- _WHAT THE TASK ASKS_
Without the pictures, can you quote each line below exactly?

- _DATA EXCERPTS_
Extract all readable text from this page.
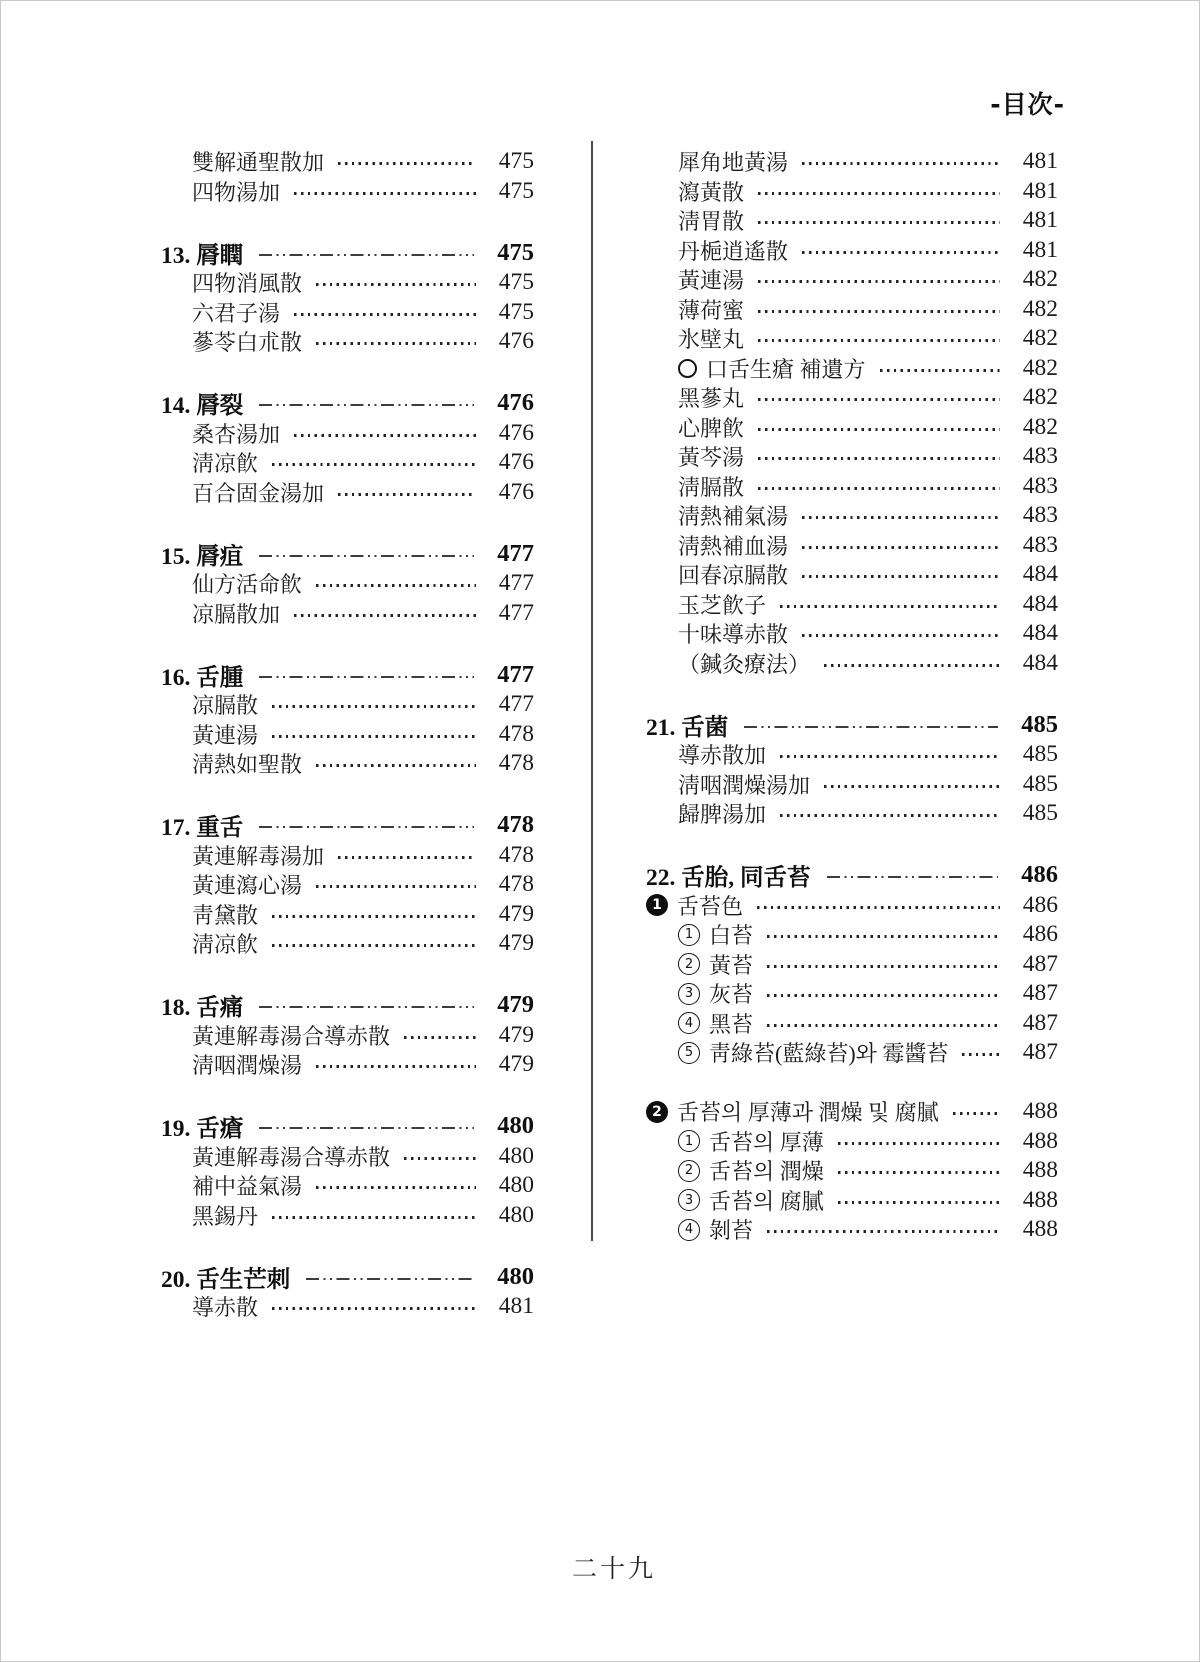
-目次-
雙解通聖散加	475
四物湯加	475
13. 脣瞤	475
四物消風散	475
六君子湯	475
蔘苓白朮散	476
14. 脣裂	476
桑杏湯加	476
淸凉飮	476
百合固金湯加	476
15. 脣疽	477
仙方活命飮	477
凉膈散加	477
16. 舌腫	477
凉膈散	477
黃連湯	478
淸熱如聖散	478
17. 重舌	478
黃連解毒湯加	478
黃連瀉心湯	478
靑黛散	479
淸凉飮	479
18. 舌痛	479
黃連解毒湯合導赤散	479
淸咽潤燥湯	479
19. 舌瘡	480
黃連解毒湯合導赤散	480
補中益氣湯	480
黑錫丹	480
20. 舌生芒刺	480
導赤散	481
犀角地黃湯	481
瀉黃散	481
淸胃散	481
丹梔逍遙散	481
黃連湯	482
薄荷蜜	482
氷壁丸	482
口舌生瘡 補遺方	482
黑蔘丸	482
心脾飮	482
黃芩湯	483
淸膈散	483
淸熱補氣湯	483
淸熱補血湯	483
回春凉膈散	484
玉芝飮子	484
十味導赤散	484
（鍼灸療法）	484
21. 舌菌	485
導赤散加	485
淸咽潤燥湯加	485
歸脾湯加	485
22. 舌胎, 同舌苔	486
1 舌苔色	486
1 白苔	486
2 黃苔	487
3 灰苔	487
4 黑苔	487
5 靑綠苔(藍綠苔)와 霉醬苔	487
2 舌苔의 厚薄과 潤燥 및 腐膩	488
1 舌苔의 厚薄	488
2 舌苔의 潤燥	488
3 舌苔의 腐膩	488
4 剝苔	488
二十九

- _EXERCISE ANSWER_
Extract all readable text from this page.
-目次-
雙解通聖散加	475
四物湯加	475
13. 脣瞤	475
四物消風散	475
六君子湯	475
蔘苓白朮散	476
14. 脣裂	476
桑杏湯加	476
淸凉飮	476
百合固金湯加	476
15. 脣疽	477
仙方活命飮	477
凉膈散加	477
16. 舌腫	477
凉膈散	477
黃連湯	478
淸熱如聖散	478
17. 重舌	478
黃連解毒湯加	478
黃連瀉心湯	478
靑黛散	479
淸凉飮	479
18. 舌痛	479
黃連解毒湯合導赤散	479
淸咽潤燥湯	479
19. 舌瘡	480
黃連解毒湯合導赤散	480
補中益氣湯	480
黑錫丹	480
20. 舌生芒刺	480
導赤散	481
犀角地黃湯	481
瀉黃散	481
淸胃散	481
丹梔逍遙散	481
黃連湯	482
薄荷蜜	482
氷壁丸	482
口舌生瘡 補遺方	482
黑蔘丸	482
心脾飮	482
黃芩湯	483
淸膈散	483
淸熱補氣湯	483
淸熱補血湯	483
回春凉膈散	484
玉芝飮子	484
十味導赤散	484
（鍼灸療法）	484
21. 舌菌	485
導赤散加	485
淸咽潤燥湯加	485
歸脾湯加	485
22. 舌胎, 同舌苔	486
1 舌苔色	486
1 白苔	486
2 黃苔	487
3 灰苔	487
4 黑苔	487
5 靑綠苔(藍綠苔)와 霉醬苔	487
2 舌苔의 厚薄과 潤燥 및 腐膩	488
1 舌苔의 厚薄	488
2 舌苔의 潤燥	488
3 舌苔의 腐膩	488
4 剝苔	488
二十九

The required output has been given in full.